— start of Records supplied —
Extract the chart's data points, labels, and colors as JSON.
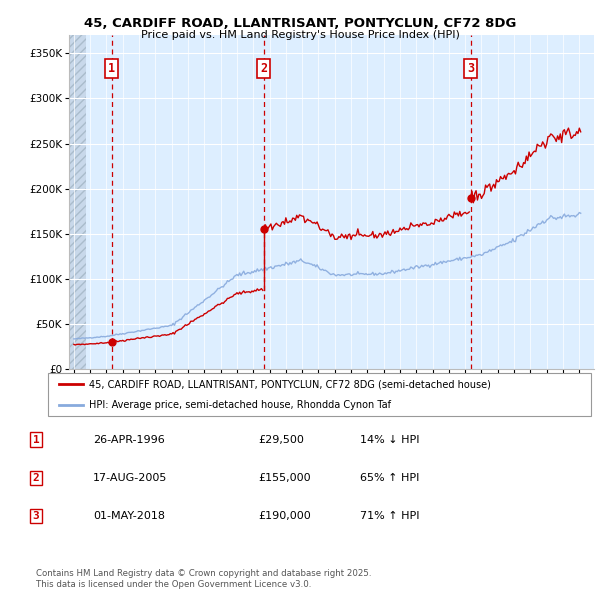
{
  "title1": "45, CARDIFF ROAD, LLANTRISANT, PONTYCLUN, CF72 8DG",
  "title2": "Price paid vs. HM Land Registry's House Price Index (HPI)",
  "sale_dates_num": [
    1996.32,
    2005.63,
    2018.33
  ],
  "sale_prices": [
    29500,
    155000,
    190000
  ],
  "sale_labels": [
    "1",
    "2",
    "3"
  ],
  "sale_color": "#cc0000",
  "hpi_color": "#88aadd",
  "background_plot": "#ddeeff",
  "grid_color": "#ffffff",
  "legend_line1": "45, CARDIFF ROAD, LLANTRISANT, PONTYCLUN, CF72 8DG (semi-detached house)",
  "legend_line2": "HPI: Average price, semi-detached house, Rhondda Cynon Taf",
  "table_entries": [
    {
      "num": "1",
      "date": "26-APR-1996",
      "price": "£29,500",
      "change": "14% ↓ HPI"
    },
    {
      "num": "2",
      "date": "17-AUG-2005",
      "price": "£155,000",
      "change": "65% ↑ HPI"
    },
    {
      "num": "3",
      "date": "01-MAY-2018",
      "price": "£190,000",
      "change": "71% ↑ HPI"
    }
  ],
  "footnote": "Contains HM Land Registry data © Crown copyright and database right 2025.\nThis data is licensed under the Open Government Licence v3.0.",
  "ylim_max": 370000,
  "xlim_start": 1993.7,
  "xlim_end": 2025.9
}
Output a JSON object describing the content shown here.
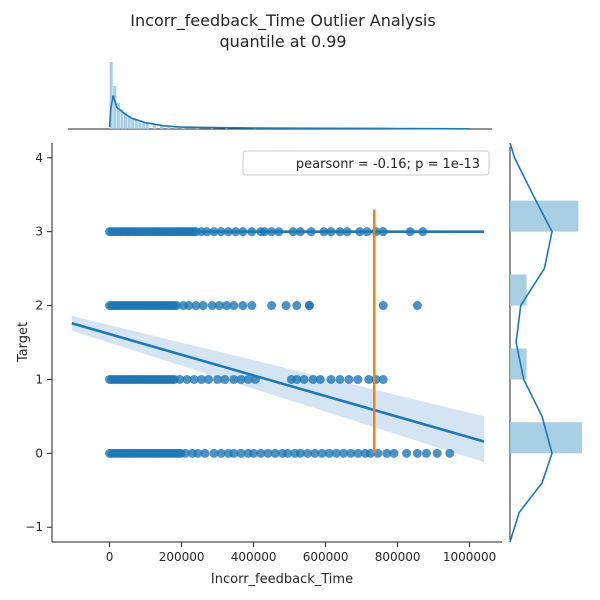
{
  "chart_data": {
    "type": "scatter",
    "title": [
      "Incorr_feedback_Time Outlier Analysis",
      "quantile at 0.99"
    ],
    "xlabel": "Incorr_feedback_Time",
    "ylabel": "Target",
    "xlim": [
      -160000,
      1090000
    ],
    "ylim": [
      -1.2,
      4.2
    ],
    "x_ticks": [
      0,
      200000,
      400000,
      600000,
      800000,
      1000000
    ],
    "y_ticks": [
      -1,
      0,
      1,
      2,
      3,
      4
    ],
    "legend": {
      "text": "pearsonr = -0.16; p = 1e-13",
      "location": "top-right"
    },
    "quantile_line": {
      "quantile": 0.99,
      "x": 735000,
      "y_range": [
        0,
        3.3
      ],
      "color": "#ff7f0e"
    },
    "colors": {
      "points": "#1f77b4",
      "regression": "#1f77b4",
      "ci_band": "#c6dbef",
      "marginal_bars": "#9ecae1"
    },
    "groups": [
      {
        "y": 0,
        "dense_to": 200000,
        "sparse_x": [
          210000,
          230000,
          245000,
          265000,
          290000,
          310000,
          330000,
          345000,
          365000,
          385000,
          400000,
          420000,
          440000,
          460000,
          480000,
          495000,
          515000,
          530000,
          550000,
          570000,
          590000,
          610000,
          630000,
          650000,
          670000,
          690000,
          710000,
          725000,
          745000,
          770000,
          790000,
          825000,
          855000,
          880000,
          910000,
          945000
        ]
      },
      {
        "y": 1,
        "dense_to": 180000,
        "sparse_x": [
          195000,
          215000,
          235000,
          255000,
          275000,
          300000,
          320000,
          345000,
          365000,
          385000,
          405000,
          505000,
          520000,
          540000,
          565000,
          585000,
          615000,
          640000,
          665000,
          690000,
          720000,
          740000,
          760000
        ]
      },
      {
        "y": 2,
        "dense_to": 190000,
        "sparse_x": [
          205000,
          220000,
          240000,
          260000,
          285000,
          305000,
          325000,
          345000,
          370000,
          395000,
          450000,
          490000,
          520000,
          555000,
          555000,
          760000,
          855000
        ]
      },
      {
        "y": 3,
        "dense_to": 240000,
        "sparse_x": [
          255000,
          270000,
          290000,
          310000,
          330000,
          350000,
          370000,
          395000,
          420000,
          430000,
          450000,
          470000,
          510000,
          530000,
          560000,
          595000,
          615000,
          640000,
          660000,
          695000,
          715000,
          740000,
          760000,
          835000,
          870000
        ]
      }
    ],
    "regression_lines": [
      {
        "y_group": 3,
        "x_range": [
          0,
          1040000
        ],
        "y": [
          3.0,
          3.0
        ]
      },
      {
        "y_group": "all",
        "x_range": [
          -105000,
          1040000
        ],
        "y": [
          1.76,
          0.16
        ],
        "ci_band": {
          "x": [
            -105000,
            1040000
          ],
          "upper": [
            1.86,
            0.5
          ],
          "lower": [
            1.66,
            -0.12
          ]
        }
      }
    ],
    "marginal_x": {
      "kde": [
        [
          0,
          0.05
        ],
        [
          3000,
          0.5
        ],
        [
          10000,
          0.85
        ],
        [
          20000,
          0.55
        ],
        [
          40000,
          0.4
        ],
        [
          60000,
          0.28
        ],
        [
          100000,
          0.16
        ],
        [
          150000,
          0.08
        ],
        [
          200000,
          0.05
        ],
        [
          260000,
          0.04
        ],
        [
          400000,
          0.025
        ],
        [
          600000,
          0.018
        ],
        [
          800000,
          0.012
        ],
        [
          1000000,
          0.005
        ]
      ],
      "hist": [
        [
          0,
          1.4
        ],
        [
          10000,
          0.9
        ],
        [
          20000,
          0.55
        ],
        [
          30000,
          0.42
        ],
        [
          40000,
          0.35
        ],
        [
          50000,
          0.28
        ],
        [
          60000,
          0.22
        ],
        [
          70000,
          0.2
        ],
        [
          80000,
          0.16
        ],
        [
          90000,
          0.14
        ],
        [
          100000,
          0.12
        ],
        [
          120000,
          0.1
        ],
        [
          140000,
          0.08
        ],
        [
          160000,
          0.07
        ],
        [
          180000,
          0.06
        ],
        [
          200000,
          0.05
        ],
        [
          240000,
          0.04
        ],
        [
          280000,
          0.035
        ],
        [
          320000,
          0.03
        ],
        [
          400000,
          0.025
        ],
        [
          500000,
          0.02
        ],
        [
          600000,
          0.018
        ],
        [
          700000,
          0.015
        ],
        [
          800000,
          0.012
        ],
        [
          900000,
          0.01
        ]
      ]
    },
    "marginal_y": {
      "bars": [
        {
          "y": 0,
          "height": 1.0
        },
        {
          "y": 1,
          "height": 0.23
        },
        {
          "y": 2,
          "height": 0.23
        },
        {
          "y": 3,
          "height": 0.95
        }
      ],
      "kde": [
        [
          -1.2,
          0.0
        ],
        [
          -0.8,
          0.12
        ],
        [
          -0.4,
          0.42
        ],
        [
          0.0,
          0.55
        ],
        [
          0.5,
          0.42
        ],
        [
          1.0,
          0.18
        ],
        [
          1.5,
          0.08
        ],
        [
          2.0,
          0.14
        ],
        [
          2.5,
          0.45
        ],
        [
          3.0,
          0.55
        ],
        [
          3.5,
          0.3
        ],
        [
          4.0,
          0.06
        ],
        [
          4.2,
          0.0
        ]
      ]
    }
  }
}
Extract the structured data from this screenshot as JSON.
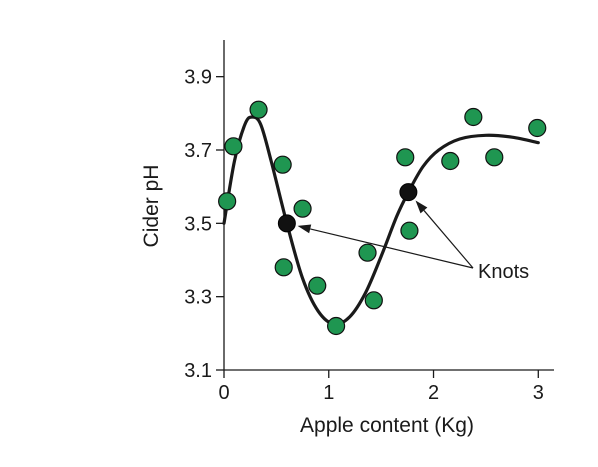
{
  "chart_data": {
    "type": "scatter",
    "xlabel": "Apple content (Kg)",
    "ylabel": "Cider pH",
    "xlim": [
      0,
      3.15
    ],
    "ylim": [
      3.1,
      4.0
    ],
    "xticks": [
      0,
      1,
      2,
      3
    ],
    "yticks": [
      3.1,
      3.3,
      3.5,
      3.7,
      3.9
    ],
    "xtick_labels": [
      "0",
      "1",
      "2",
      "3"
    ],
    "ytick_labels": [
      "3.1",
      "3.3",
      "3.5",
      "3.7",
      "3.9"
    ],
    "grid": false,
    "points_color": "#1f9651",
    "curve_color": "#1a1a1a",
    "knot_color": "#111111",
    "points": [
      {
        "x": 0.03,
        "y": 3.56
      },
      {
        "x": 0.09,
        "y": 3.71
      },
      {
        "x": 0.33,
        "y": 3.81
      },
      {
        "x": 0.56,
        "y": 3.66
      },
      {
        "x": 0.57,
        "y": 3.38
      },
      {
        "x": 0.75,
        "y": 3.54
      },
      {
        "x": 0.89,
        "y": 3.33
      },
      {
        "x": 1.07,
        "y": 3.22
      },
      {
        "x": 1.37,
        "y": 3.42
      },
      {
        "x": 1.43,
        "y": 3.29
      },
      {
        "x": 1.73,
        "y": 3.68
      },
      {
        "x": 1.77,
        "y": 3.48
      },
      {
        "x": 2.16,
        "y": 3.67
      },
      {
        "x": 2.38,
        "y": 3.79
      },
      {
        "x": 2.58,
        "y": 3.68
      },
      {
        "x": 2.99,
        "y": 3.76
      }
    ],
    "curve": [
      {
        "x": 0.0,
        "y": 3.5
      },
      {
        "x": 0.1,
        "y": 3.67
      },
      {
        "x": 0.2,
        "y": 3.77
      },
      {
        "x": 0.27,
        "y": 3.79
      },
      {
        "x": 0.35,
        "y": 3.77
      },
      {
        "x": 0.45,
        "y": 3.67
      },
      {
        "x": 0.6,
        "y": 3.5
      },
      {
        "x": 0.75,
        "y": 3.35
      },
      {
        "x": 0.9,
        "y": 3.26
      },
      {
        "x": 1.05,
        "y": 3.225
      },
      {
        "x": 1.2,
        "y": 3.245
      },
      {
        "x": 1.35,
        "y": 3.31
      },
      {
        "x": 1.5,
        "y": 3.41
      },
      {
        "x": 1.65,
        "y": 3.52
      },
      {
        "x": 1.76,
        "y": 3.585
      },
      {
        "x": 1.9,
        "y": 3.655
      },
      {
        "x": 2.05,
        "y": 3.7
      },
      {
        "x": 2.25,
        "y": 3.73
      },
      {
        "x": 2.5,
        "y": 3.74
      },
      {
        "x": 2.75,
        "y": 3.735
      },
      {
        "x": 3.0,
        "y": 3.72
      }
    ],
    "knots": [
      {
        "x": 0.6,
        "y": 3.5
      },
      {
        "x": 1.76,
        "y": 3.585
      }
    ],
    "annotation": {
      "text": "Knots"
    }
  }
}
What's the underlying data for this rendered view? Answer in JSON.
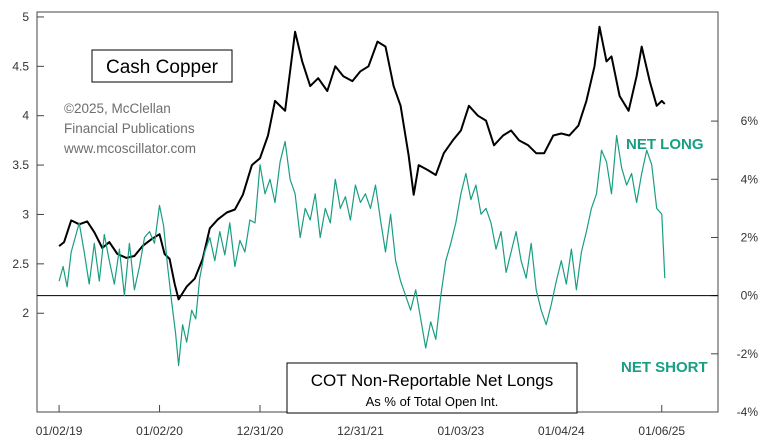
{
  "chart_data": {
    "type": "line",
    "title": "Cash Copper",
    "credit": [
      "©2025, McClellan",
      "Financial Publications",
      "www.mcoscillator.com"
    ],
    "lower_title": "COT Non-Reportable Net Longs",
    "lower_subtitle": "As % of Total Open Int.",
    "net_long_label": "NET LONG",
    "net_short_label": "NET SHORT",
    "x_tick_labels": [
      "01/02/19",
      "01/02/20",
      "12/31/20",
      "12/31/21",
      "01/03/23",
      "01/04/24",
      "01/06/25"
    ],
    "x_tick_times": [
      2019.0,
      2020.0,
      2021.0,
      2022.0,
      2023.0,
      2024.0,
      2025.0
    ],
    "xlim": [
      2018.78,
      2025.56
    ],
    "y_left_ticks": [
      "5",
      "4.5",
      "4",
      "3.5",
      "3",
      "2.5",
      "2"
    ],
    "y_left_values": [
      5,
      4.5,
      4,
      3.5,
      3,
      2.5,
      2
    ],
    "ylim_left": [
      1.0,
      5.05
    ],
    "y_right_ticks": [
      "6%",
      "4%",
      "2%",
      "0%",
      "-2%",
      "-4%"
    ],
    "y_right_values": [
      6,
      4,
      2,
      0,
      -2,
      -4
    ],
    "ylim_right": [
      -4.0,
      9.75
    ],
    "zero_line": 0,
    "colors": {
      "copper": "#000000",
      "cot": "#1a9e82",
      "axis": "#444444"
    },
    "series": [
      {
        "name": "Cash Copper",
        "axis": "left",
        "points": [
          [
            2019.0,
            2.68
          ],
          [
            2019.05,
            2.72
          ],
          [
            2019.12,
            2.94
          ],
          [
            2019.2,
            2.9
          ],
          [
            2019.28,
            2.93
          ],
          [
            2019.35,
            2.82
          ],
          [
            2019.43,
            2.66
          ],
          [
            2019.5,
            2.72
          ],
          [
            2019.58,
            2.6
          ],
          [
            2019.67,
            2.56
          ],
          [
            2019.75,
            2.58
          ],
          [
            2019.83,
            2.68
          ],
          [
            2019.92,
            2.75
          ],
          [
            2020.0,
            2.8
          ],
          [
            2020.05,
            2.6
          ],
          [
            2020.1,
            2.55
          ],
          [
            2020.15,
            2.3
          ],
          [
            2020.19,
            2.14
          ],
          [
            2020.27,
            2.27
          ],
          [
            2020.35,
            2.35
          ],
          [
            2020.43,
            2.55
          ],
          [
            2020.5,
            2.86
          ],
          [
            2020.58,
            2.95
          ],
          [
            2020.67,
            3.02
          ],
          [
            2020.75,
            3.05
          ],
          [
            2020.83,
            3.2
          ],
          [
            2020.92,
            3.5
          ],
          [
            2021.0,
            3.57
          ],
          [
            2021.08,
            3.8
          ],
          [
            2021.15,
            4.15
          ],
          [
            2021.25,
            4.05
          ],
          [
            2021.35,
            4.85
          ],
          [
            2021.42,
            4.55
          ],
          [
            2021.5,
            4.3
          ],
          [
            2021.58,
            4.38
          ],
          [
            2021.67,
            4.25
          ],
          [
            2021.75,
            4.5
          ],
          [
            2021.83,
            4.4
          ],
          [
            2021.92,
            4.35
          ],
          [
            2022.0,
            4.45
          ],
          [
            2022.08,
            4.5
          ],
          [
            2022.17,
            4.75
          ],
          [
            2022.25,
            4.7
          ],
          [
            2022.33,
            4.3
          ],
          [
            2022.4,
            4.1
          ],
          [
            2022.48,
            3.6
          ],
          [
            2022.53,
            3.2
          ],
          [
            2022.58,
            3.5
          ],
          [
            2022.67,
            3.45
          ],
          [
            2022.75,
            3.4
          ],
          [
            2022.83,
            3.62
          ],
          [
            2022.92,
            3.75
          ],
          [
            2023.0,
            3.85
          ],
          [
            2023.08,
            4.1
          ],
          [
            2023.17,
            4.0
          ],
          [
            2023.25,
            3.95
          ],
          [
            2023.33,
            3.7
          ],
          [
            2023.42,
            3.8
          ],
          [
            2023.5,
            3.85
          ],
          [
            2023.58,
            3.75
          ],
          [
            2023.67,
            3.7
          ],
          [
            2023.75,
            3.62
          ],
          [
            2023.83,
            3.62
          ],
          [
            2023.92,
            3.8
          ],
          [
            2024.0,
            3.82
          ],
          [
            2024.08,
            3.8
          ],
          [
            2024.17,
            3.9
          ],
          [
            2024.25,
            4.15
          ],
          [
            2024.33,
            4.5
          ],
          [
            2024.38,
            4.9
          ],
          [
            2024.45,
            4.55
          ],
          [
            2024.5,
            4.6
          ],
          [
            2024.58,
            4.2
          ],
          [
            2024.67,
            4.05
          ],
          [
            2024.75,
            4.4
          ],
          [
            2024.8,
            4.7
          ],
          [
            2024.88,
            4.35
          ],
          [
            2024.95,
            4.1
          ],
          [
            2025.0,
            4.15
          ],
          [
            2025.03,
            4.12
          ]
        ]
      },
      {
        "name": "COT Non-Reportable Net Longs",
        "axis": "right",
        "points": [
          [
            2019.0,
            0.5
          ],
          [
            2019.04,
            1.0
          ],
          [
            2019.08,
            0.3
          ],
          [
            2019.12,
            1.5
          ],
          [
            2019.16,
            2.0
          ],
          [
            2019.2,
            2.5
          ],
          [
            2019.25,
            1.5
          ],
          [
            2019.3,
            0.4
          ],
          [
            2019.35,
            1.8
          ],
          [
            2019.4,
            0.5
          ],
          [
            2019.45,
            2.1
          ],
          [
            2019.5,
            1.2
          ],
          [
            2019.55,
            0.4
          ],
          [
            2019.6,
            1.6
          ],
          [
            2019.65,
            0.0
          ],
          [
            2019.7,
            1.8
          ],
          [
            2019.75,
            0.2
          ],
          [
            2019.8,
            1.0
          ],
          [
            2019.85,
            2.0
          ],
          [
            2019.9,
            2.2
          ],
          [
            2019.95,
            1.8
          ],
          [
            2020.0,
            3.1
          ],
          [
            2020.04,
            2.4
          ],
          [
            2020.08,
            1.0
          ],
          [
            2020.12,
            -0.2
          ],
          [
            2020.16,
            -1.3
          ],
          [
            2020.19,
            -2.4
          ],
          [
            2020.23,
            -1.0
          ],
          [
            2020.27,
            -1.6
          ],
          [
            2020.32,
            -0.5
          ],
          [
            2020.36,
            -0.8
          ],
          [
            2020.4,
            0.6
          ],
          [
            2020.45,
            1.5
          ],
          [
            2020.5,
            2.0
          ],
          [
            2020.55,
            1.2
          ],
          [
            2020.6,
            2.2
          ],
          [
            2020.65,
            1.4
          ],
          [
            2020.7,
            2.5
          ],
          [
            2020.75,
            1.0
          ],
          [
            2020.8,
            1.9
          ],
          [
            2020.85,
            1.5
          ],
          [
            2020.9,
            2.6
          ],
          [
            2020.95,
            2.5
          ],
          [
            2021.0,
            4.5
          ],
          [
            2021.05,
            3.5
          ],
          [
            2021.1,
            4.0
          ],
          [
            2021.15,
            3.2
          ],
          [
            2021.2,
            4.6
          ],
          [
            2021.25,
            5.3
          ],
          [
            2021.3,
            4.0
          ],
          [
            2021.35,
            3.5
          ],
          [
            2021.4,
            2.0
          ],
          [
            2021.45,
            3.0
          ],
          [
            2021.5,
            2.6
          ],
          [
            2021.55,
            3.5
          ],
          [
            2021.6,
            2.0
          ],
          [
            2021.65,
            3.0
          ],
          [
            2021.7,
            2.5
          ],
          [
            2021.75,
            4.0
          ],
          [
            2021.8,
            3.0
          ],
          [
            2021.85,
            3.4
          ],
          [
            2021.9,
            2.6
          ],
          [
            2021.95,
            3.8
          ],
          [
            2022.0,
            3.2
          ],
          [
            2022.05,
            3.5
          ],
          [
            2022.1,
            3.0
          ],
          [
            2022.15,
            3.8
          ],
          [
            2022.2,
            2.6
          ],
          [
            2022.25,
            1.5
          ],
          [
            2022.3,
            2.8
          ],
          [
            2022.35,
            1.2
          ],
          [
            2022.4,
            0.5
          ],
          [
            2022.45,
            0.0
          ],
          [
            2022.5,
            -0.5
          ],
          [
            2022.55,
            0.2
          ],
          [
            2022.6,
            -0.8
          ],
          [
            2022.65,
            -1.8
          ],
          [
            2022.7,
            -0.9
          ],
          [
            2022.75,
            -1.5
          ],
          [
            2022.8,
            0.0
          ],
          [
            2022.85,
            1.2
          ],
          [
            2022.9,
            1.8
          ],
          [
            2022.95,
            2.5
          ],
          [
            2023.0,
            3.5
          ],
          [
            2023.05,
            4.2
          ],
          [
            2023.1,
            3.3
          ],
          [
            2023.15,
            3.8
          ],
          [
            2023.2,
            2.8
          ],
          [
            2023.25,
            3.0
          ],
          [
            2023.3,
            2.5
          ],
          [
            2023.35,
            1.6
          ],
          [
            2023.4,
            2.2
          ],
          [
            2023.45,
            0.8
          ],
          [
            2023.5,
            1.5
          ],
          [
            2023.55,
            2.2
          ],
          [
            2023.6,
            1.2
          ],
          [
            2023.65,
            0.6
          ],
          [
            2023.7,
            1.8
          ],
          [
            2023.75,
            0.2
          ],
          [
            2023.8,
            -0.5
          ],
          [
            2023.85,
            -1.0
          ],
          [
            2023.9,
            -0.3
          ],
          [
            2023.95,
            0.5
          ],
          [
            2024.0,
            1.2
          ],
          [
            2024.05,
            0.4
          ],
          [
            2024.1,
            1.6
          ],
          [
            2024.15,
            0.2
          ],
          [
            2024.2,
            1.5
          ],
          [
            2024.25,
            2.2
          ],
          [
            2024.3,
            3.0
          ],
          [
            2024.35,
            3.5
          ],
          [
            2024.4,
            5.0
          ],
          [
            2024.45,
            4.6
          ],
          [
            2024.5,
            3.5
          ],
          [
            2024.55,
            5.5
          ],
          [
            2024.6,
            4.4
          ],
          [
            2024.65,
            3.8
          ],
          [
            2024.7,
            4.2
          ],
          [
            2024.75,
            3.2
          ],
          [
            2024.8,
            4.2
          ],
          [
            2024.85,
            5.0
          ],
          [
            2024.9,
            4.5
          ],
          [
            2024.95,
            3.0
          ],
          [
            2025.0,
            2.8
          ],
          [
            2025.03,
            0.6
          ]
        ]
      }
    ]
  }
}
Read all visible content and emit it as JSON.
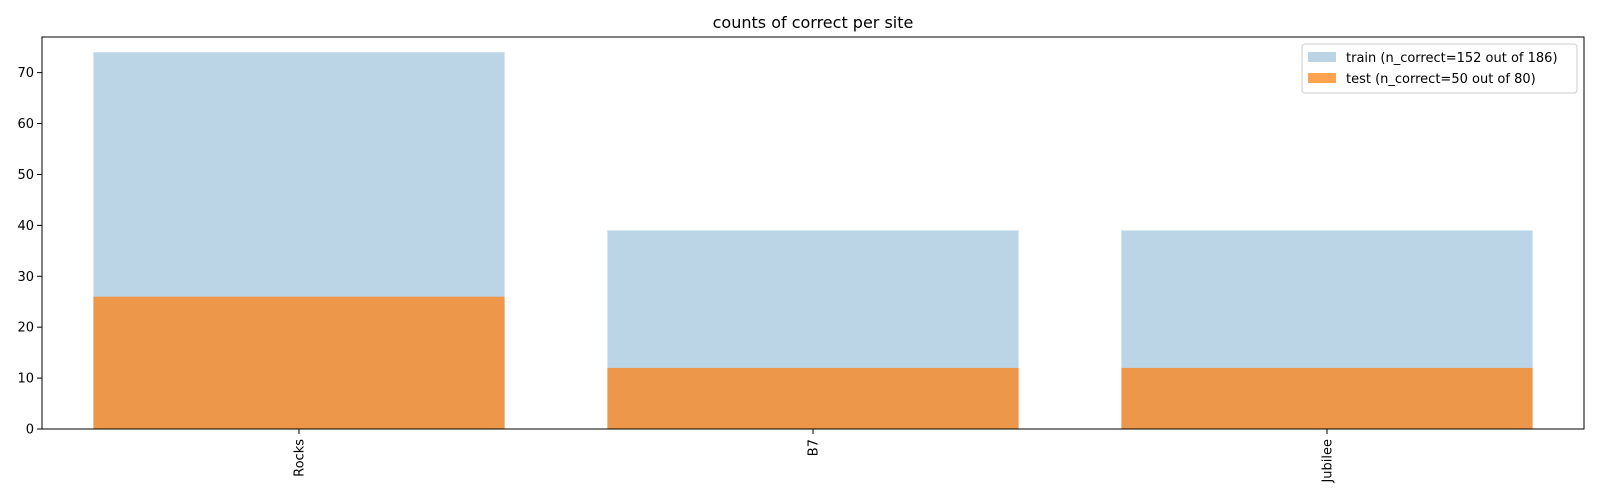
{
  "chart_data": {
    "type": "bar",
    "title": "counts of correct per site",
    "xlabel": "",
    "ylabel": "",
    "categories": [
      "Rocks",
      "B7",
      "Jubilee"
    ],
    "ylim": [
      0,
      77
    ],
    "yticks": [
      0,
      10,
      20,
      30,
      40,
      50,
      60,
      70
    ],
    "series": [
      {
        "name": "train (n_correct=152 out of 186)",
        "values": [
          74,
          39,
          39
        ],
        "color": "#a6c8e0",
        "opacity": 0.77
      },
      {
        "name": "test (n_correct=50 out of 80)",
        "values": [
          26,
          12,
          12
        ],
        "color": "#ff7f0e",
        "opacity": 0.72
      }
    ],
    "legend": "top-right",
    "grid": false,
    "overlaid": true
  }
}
— end of Records supplied —
Job = List each line in the listing that contains the string "CARDIFF".

Response to this exercise =
  "title1": "45, CARDIFF ROAD, LLANTRISANT, PONTYCLUN, CF72 8DG",
  "legend_line1": "45, CARDIFF ROAD, LLANTRISANT, PONTYCLUN, CF72 8DG (semi-detached house)",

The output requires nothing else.